# Problem
Gather each line in the entries that includes the string "image".

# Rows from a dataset
* * * *
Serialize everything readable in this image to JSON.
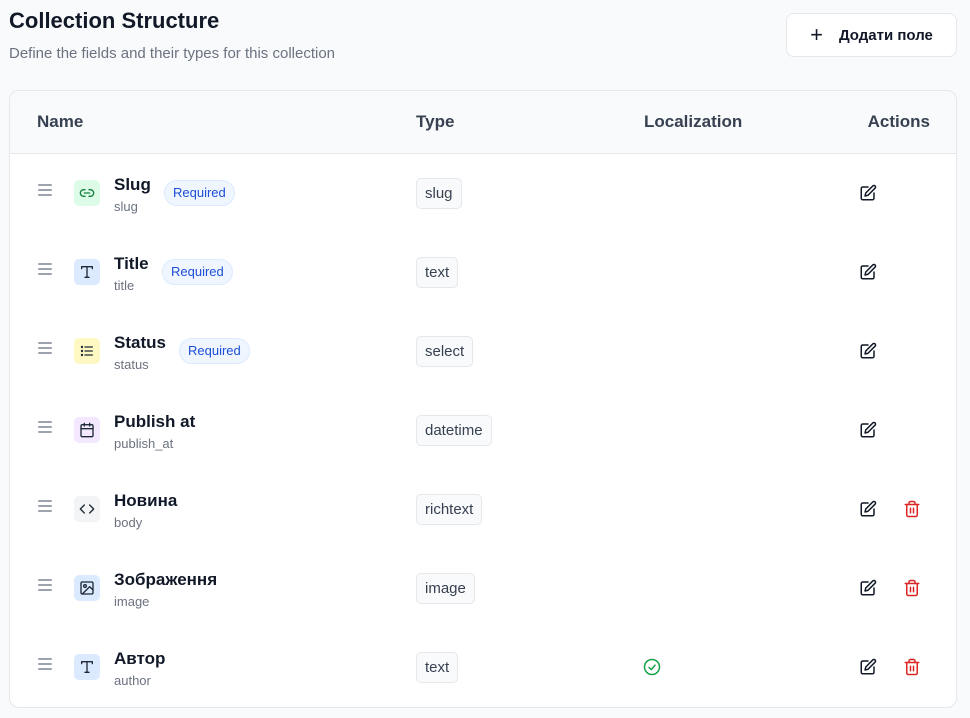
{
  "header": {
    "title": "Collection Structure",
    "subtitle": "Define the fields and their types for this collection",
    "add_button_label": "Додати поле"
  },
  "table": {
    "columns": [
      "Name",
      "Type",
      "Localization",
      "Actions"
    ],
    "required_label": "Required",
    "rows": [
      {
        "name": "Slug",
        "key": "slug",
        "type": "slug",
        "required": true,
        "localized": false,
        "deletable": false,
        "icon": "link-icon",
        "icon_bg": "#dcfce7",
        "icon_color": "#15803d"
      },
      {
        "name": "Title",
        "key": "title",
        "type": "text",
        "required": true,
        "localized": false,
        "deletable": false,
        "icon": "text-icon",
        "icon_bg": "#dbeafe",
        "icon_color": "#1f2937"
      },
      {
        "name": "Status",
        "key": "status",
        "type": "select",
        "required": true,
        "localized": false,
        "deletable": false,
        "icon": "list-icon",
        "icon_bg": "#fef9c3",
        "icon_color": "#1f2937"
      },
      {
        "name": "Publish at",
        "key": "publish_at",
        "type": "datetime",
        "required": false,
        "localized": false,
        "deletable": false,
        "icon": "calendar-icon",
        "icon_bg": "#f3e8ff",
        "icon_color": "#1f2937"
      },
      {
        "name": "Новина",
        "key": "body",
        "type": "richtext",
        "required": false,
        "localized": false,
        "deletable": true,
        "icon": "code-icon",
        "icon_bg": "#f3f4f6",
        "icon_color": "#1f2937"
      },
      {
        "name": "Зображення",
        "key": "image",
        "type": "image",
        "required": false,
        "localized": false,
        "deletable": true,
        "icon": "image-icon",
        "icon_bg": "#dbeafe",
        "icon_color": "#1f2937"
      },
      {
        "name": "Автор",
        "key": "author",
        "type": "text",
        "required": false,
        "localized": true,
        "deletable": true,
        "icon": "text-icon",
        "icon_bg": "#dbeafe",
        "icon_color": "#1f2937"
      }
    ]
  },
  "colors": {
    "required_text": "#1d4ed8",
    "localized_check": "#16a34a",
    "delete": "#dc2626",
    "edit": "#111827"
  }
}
* * * *
# Answer to this task
Serialize everything readable in this image to JSON.
        "key": "image",
        "type": "image",
        "icon": "image-icon",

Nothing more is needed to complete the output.